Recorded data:
Start
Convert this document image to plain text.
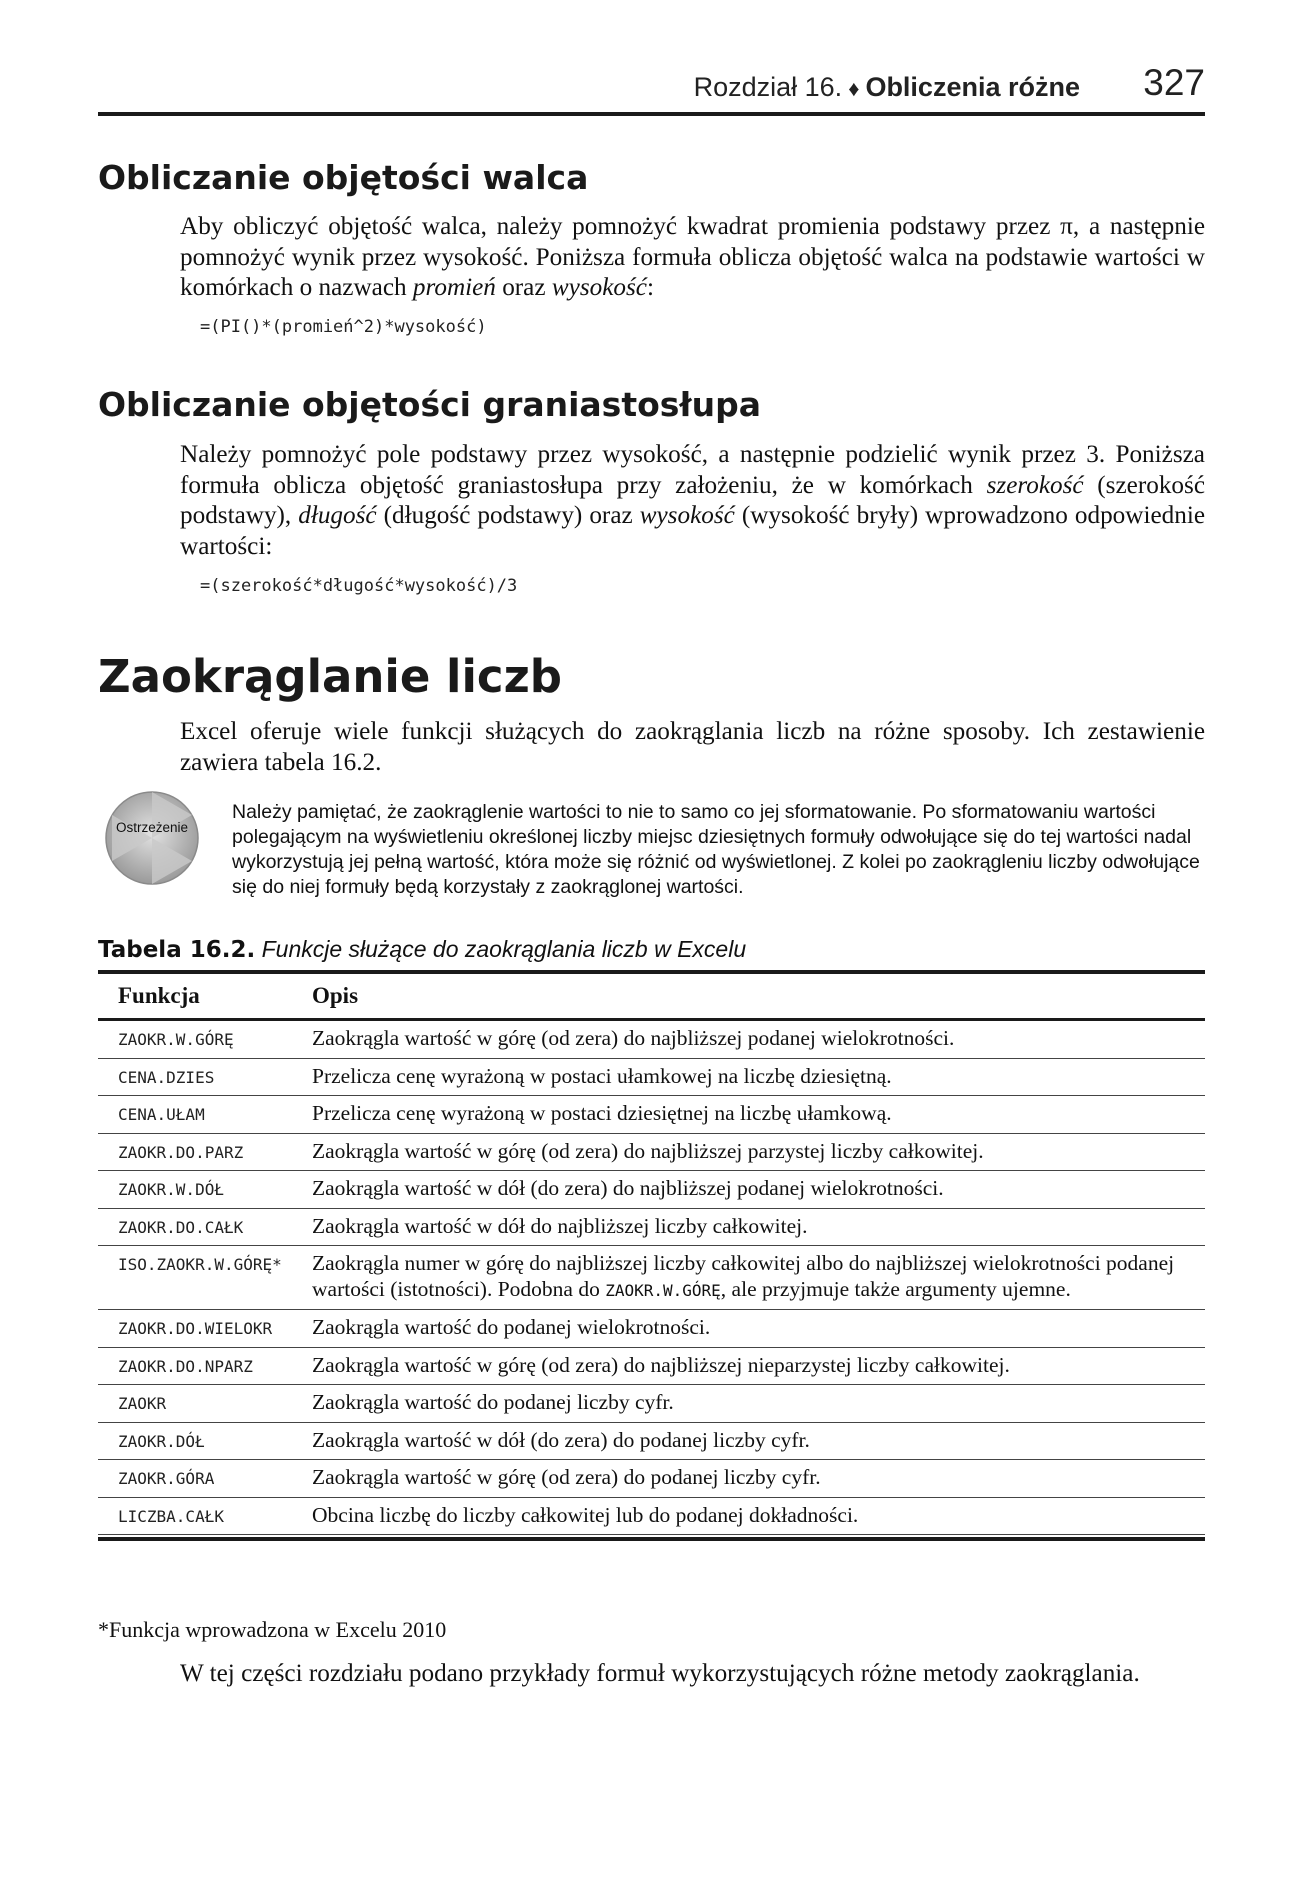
Rozdział 16. ♦ Obliczenia różne 327
Obliczanie objętości walca

Aby obliczyć objętość walca, należy pomnożyć kwadrat promienia podstawy przez π, a następnie pomnożyć wynik przez wysokość. Poniższa formuła oblicza objętość walca na podstawie wartości w komórkach o nazwach promień oraz wysokość:

=(PI()*(promień^2)*wysokość)

Obliczanie objętości graniastosłupa

Należy pomnożyć pole podstawy przez wysokość, a następnie podzielić wynik przez 3. Poniższa formuła oblicza objętość graniastosłupa przy założeniu, że w komórkach szerokość (szerokość podstawy), długość (długość podstawy) oraz wysokość (wysokość bryły) wprowadzono odpowiednie wartości:

=(szerokość*długość*wysokość)/3

Zaokrąglanie liczb

Excel oferuje wiele funkcji służących do zaokrąglania liczb na różne sposoby. Ich zestawienie zawiera tabela 16.2.

Ostrzeżenie

Należy pamiętać, że zaokrąglenie wartości to nie to samo co jej sformatowanie. Po sformatowaniu wartości polegającym na wyświetleniu określonej liczby miejsc dziesiętnych formuły odwołujące się do tej wartości nadal wykorzystują jej pełną wartość, która może się różnić od wyświetlonej. Z kolei po zaokrągleniu liczby odwołujące się do niej formuły będą korzystały z zaokrąglonej wartości.

Tabela 16.2. Funkcje służące do zaokrąglania liczb w Excelu

Funkcja	Opis
ZAOKR.W.GÓRĘ	Zaokrągla wartość w górę (od zera) do najbliższej podanej wielokrotności.
CENA.DZIES	Przelicza cenę wyrażoną w postaci ułamkowej na liczbę dziesiętną.
CENA.UŁAM	Przelicza cenę wyrażoną w postaci dziesiętnej na liczbę ułamkową.
ZAOKR.DO.PARZ	Zaokrągla wartość w górę (od zera) do najbliższej parzystej liczby całkowitej.
ZAOKR.W.DÓŁ	Zaokrągla wartość w dół (do zera) do najbliższej podanej wielokrotności.
ZAOKR.DO.CAŁK	Zaokrągla wartość w dół do najbliższej liczby całkowitej.
ISO.ZAOKR.W.GÓRĘ*	Zaokrągla numer w górę do najbliższej liczby całkowitej albo do najbliższej wielokrotności podanej wartości (istotności). Podobna do ZAOKR.W.GÓRĘ, ale przyjmuje także argumenty ujemne.
ZAOKR.DO.WIELOKR	Zaokrągla wartość do podanej wielokrotności.
ZAOKR.DO.NPARZ	Zaokrągla wartość w górę (od zera) do najbliższej nieparzystej liczby całkowitej.
ZAOKR	Zaokrągla wartość do podanej liczby cyfr.
ZAOKR.DÓŁ	Zaokrągla wartość w dół (do zera) do podanej liczby cyfr.
ZAOKR.GÓRA	Zaokrągla wartość w górę (od zera) do podanej liczby cyfr.
LICZBA.CAŁK	Obcina liczbę do liczby całkowitej lub do podanej dokładności.

*Funkcja wprowadzona w Excelu 2010

W tej części rozdziału podano przykłady formuł wykorzystujących różne metody zaokrąglania.
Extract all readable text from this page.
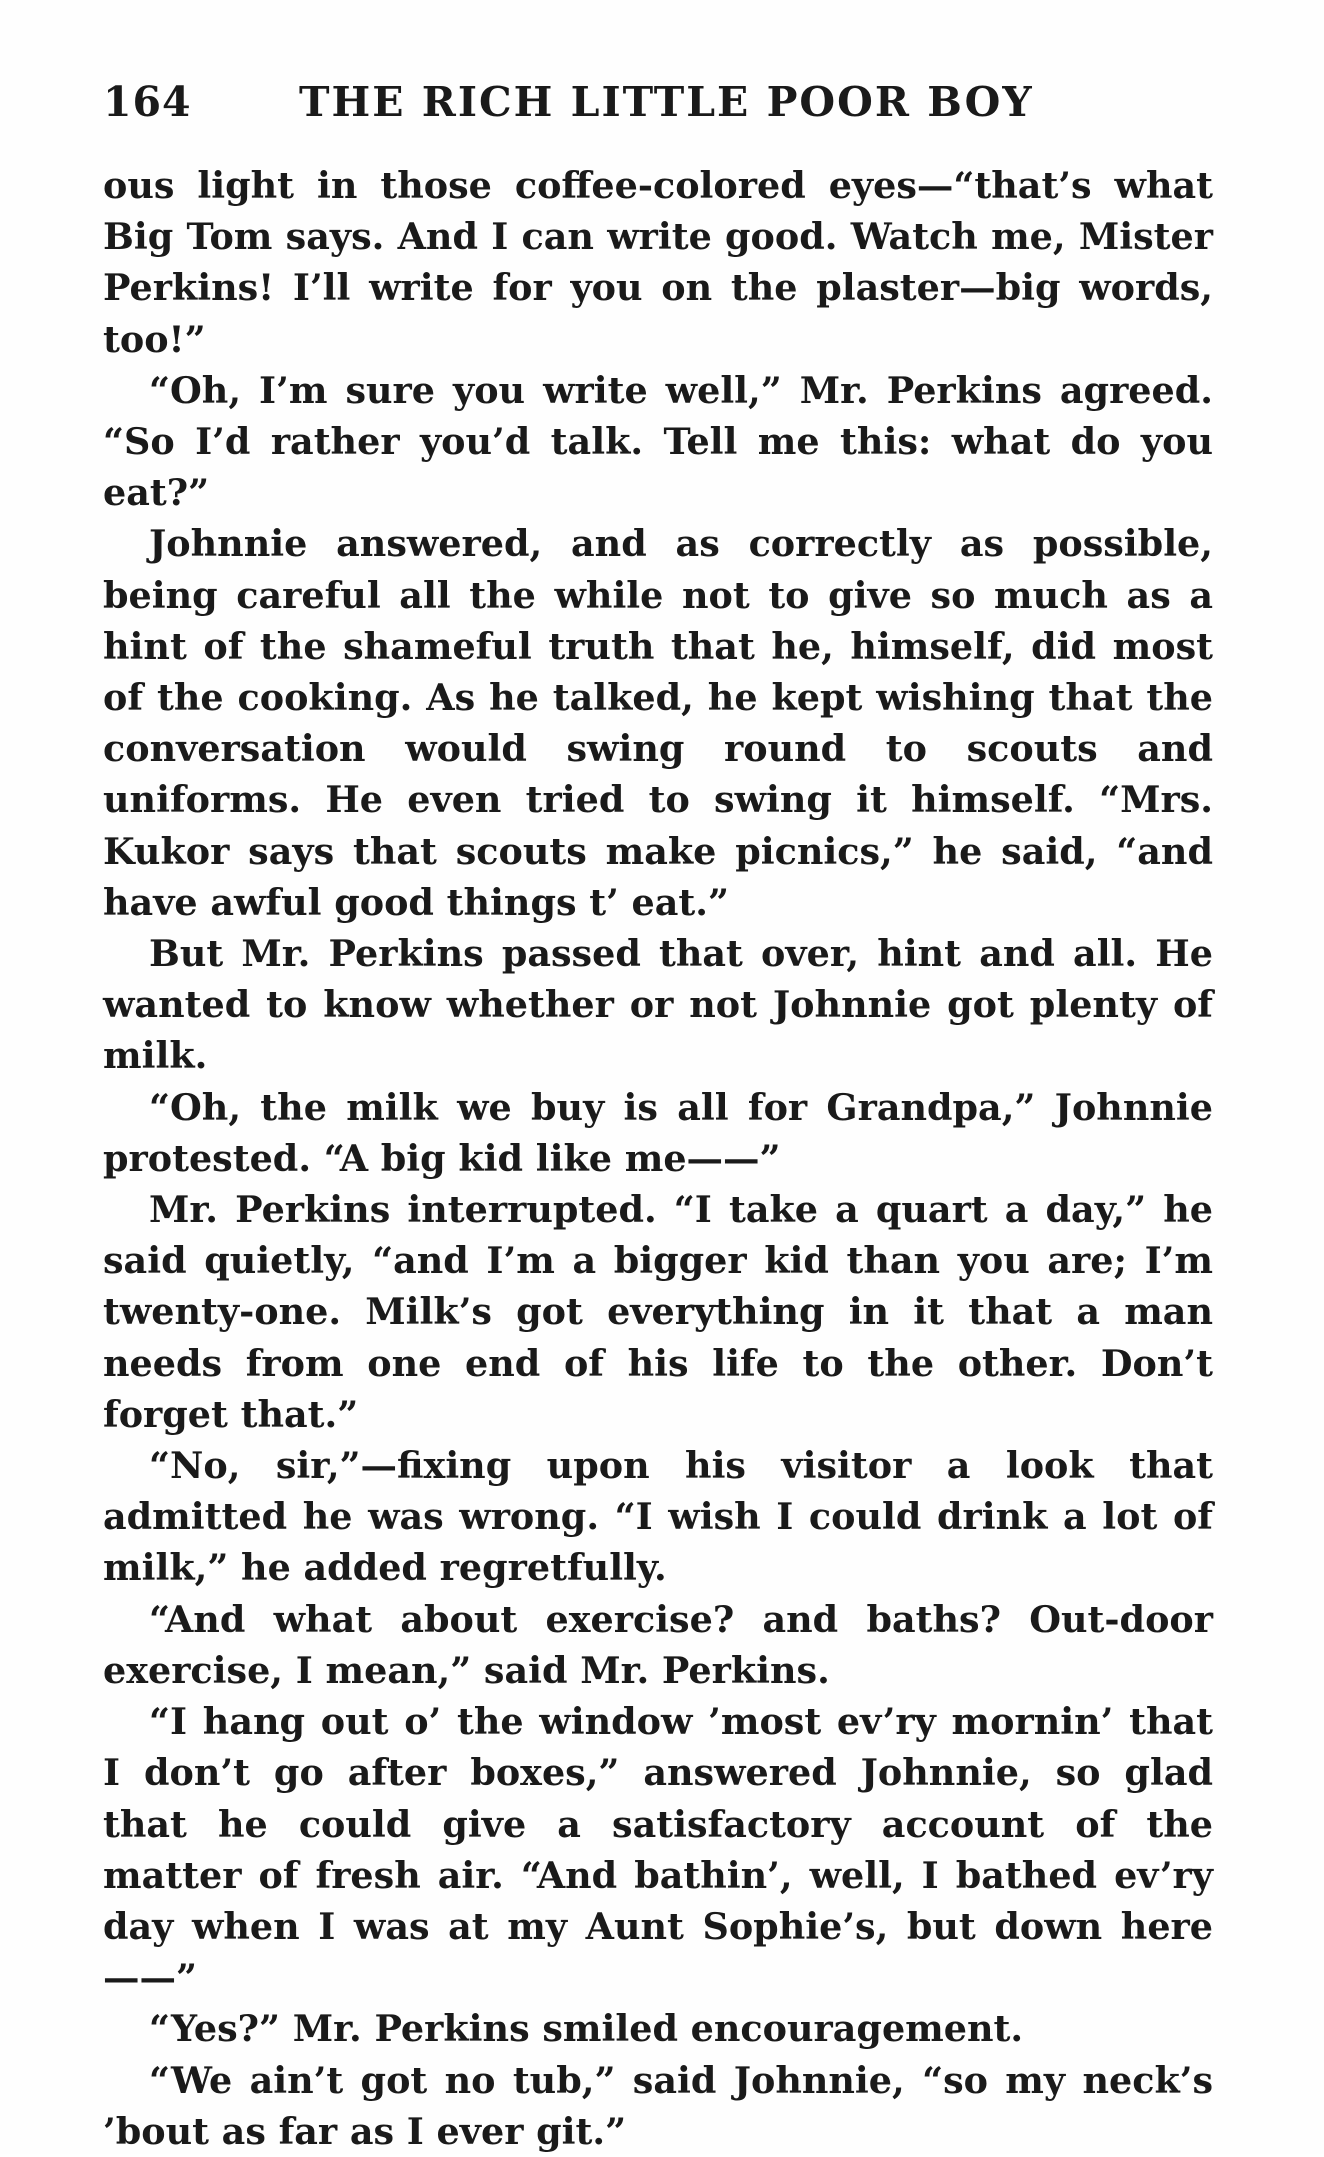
164	THE RICH LITTLE POOR BOY

ous light in those coffee-colored eyes—“that’s what Big Tom says. And I can write good. Watch me, Mister Perkins! I’ll write for you on the plaster—big words, too!”

“Oh, I’m sure you write well,” Mr. Perkins agreed. “So I’d rather you’d talk. Tell me this: what do you eat?”

Johnnie answered, and as correctly as possible, being careful all the while not to give so much as a hint of the shameful truth that he, himself, did most of the cooking. As he talked, he kept wishing that the conversation would swing round to scouts and uniforms. He even tried to swing it himself. “Mrs. Kukor says that scouts make picnics,” he said, “and have awful good things t’ eat.”

But Mr. Perkins passed that over, hint and all. He wanted to know whether or not Johnnie got plenty of milk.

“Oh, the milk we buy is all for Grandpa,” Johnnie protested. “A big kid like me——”

Mr. Perkins interrupted. “I take a quart a day,” he said quietly, “and I’m a bigger kid than you are; I’m twenty-one. Milk’s got everything in it that a man needs from one end of his life to the other. Don’t forget that.”

“No, sir,”—fixing upon his visitor a look that admitted he was wrong. “I wish I could drink a lot of milk,” he added regretfully.

“And what about exercise? and baths? Out-door exercise, I mean,” said Mr. Perkins.

“I hang out o’ the window ’most ev’ry mornin’ that I don’t go after boxes,” answered Johnnie, so glad that he could give a satisfactory account of the matter of fresh air. “And bathin’, well, I bathed ev’ry day when I was at my Aunt Sophie’s, but down here——”

“Yes?” Mr. Perkins smiled encouragement.

“We ain’t got no tub,” said Johnnie, “so my neck’s ’bout as far as I ever git.”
End
**Problem description:**
Copy out each line of the material that holds the word "this".

**Reply to the task:**
Convert this document image to plain text.
Extract all readable text from this page.
“Oh, I’m sure you write well,” Mr. Perkins agreed. “So I’d rather you’d talk. Tell me this: what do you eat?”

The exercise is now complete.